§ **OBJECTIVE 1**
Answer these questions about the passage on relocatable prefabricated buildings:
(a) What is the number of the earlier International Patent Application it mentions?
(b) What kind of help should erection need as little of as possible, and what two examples are given?
(c) What may the joining members provide so the wall frame side members can be bolted straight to one another?
§ **OBJECTIVE 2**
Resume the passage on relocatable prefabricated buildings after its last sentence.

§ **PASSAGE PROVIDED**

This invention relates to building structures and the construction and erection of prefabricated buildings. In particular this invention relates to prefabricated buildings utilising prefabricated steel framing such as relocatable buildings.
In our earlier International Patent Application No. PCT/AU 94/00335 there is disclosed a prefabricated building system in which a plurality of similar wall panel frame sections are arranged with the frame side members of adjacent wall panel frame sections adjacent but spaced apart by joining members located therebetween and rigidly fastening the frame side members to one another. The spaced interconnected side frame members define vertical load paths centered on the space between the frame side members. The top and bottom joining member extend vertically beyond the frame side members for interconnection to complementary frame members thereabove or therebelow. Suitably the load paths align with grid lines of a fixed floor plan grid whereby wall panel sections are medially intersected by respective vertical grid planes. This arrangement enables standardisation and economical fabrication of close tolerance steel framed panels sections.
Our present system provides significant advantages over existing systems especially in freedom of layout/roof design without sacrificing the advantages provided thereby. However it does not specifically address the provision of relocatable or remote area accommodation such as is required for mines or to facilitate cost effective provision of comfortable housing in underdeveloped areas.
Preferably such relocatable accommodation is able to be containerised for transport to or from erection sites where erection and local transport may be accomplished using unskilled labour and with minimum requirement for mechanised assistance such as cranes and concrete batching plants. It is also preferred that the building panels be pre-sheeted and have window and door frames installed and services where possible.
Furthermore in many such applications it is necessary to form accommodation structures which provide individual accommodation units for several persons or groups which are noise insulated from one another by respective walls with air gaps
therebetween.
This invention in one aspect resides broadly in a relocatable building structure formed from transportable prefabricated panels including:- wall, floor and/or roof panels each formed from one or a plurality of panel sections; the respective panel sections include frame side members which are joined together during erection , either directly or indirectly, through joining members positioned between said frame side members to form the wall panels, the floor panels and/or the roof panels; the joining members joined to the ends of the wall frame side members extend beyond the joined wall panel sections and provide the interconnection to the floor and roof panels, being joined to the frame side members thereof, and selected wall panel sections being hingedly connected to selected floor panel sections such that they may be raised pivotally one after the other from a stacked overlying position to their operative standing positions. The joining members may provide opposed threaded apertures into which the wall frame side members may be bolted for direct connection to one another.
Alternatively there may be provided as a separate joining member associated with each wall frame side member which extends beyond the beyond the joined wall panel sections and provide the interconnection to the floor and/or roof panels, the separate joining members joining the wall frame side members together indirectly by joining the respective wall frame side members to joined frame side members of the floor and/or roof panels. In the context where it admits such a structure, a reference to a roof panel may be taken as a reference to a ceiling panel.

[Entries for boxed elements]

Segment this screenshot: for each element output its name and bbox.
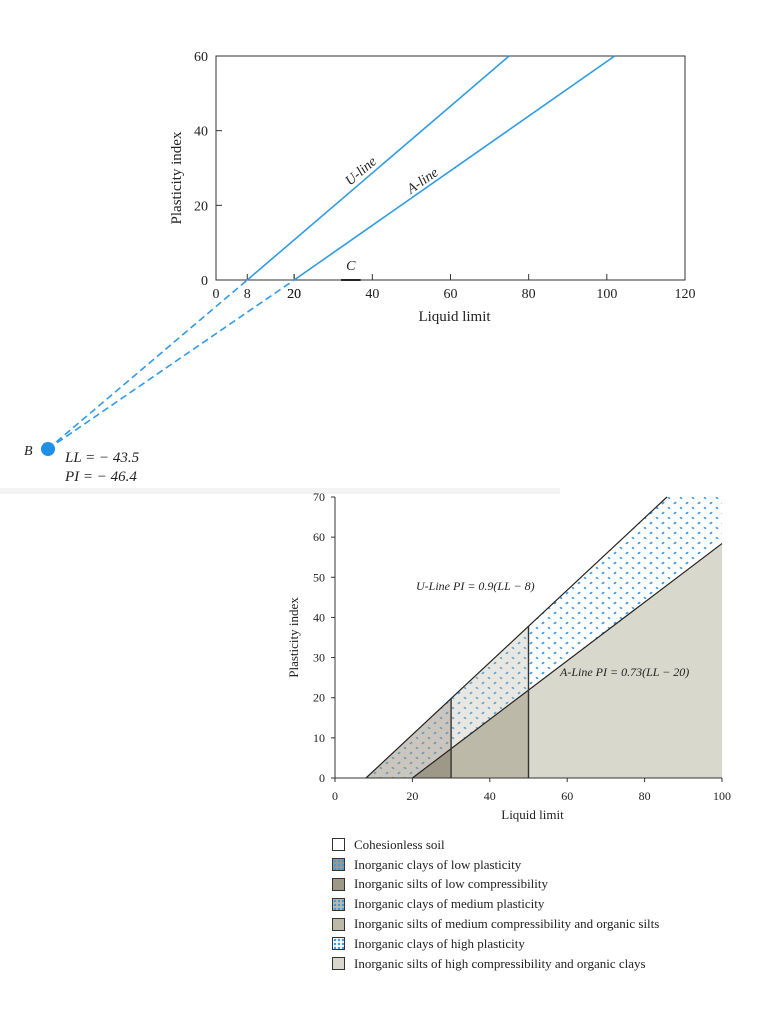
y-tick-label: 10 xyxy=(313,731,325,745)
legend-label: Cohesionless soil xyxy=(354,836,445,852)
a-line xyxy=(293,55,616,281)
y-tick-label: 0 xyxy=(201,274,208,289)
x-tick-label: 100 xyxy=(713,789,731,803)
x-tick-label: 80 xyxy=(639,789,651,803)
point-b-marker xyxy=(41,442,55,456)
legend-swatch xyxy=(332,877,345,891)
y-tick-label: 30 xyxy=(313,651,325,665)
legend-item: Inorganic silts of high compressibility … xyxy=(332,954,659,974)
x-tick-label: 20 xyxy=(406,789,418,803)
y-tick-label: 0 xyxy=(319,771,325,785)
legend-label: Inorganic clays of low plasticity xyxy=(354,856,522,872)
region-clay xyxy=(365,497,722,778)
legend-swatch xyxy=(332,838,345,852)
x-tick-label: 0 xyxy=(213,287,220,302)
legend-label: Inorganic silts of low compressibility xyxy=(354,876,549,892)
legend-label: Inorganic clays of medium plasticity xyxy=(354,896,545,912)
a-line-equation: A-Line PI = 0.73(LL − 20) xyxy=(559,665,689,679)
legend-item: Inorganic silts of low compressibility xyxy=(332,875,659,895)
x-tick-label: 60 xyxy=(444,287,458,302)
x-tick-label: 20 xyxy=(287,287,301,302)
point-b-ll-text: LL = − 43.5 xyxy=(64,450,140,466)
dashed-extension-line xyxy=(47,279,295,450)
x-tick-label: 20 xyxy=(287,287,301,302)
y-tick-label: 70 xyxy=(313,490,325,504)
region-silt-med xyxy=(451,690,529,778)
x-tick-label: 0 xyxy=(332,789,338,803)
legend-item: Cohesionless soil xyxy=(332,835,659,855)
point-b-pi-text: PI = − 46.4 xyxy=(64,469,137,485)
section-separator xyxy=(0,488,560,494)
x-tick-label: 80 xyxy=(522,287,536,302)
legend-swatch xyxy=(332,917,345,931)
legend-swatch xyxy=(332,897,345,911)
x-tick-label: 60 xyxy=(561,789,573,803)
a-line xyxy=(412,543,723,779)
legend-item: Inorganic clays of high plasticity xyxy=(332,934,659,954)
legend-item: Inorganic clays of medium plasticity xyxy=(332,894,659,914)
x-tick-label: 120 xyxy=(675,287,696,302)
u-line-equation: U-Line PI = 0.9(LL − 8) xyxy=(416,579,535,593)
legend-item: Inorganic silts of medium compressibilit… xyxy=(332,914,659,934)
region-clay-med-shade xyxy=(451,626,529,749)
u-line xyxy=(246,55,510,281)
legend: Cohesionless soil Inorganic clays of low … xyxy=(332,835,659,974)
x-tick-label: 100 xyxy=(596,287,617,302)
legend-swatch xyxy=(332,957,345,971)
legend-swatch xyxy=(332,937,345,951)
y-axis-label: Plasticity index xyxy=(286,597,301,678)
point-c-label: C xyxy=(346,259,356,274)
x-tick-label: 40 xyxy=(484,789,496,803)
legend-swatch xyxy=(332,858,345,872)
x-tick-label: 8 xyxy=(244,287,251,302)
region-silt-high xyxy=(528,543,722,778)
legend-label: Inorganic silts of medium compressibilit… xyxy=(354,916,660,932)
y-tick-label: 40 xyxy=(313,610,325,624)
x-tick-label: 40 xyxy=(365,287,379,302)
legend-label: Inorganic clays of high plasticity xyxy=(354,935,525,951)
y-axis-label: Plasticity index xyxy=(169,131,185,224)
y-tick-label: 50 xyxy=(313,570,325,584)
point-b-label: B xyxy=(24,444,33,459)
x-axis-label: Liquid limit xyxy=(418,309,491,325)
y-tick-label: 60 xyxy=(313,530,325,544)
u-line xyxy=(365,496,668,779)
y-tick-label: 60 xyxy=(194,50,208,65)
y-tick-label: 20 xyxy=(313,691,325,705)
x-axis-label: Liquid limit xyxy=(501,807,564,822)
y-tick-label: 40 xyxy=(194,125,208,140)
legend-item: Inorganic clays of low plasticity xyxy=(332,855,659,875)
legend-label: Inorganic silts of high compressibility … xyxy=(354,955,646,971)
y-tick-label: 20 xyxy=(194,199,208,214)
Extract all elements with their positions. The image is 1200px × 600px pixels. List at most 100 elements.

§ **TASK RESPONSE 1**
(a) PCT/AU 94/00335
(b) Mechanized assistance, such as cranes and concrete batching plants.
(c) Opposed threaded apertures.

§ **TASK RESPONSE 2**
The separate joining panels which join the wall frame side members to the floor panels may form the hinge parts mounted on the wall panel sections of the hinge connection between the wall panel sections and the floor panel sections.
Preferably the hinge mechanisms or mountings therefore reside alongside the frame side members and/or in the space between the adjacent frame side members of mating panel sections whereby the hinge mechanism or mountings therefore in the erected structure may reside concealed between the opposed faces of the erected panels. Alternatively temporary hinges which are removable after erection may be used
to elevate the wall panel sections to their operative positions.
The wall panel sections which are hingedly connected to the floor panel sections may also incorporate service connections such as ducting for cables or pipes for fluids. These may be flexible hose type connections but preferably they are in the form of rigid upper and lower complementary tubes including an arcuate tube centered on the hinge axis, the complementary tubes being fixed to respective ones of the wall and floor panel sections for pivotal movement with the wall panel sections to a mating attitude. This may be an operative substantially abutting alignment for threaded connection of one with the other or both upper and lower tubes may be arcuate and arranged to fit one within the other so as to maintain a constant encasement for services such as pre-wired electrical or data cabling. Preferably such arcuate tubes are set in from the outer wall cladding.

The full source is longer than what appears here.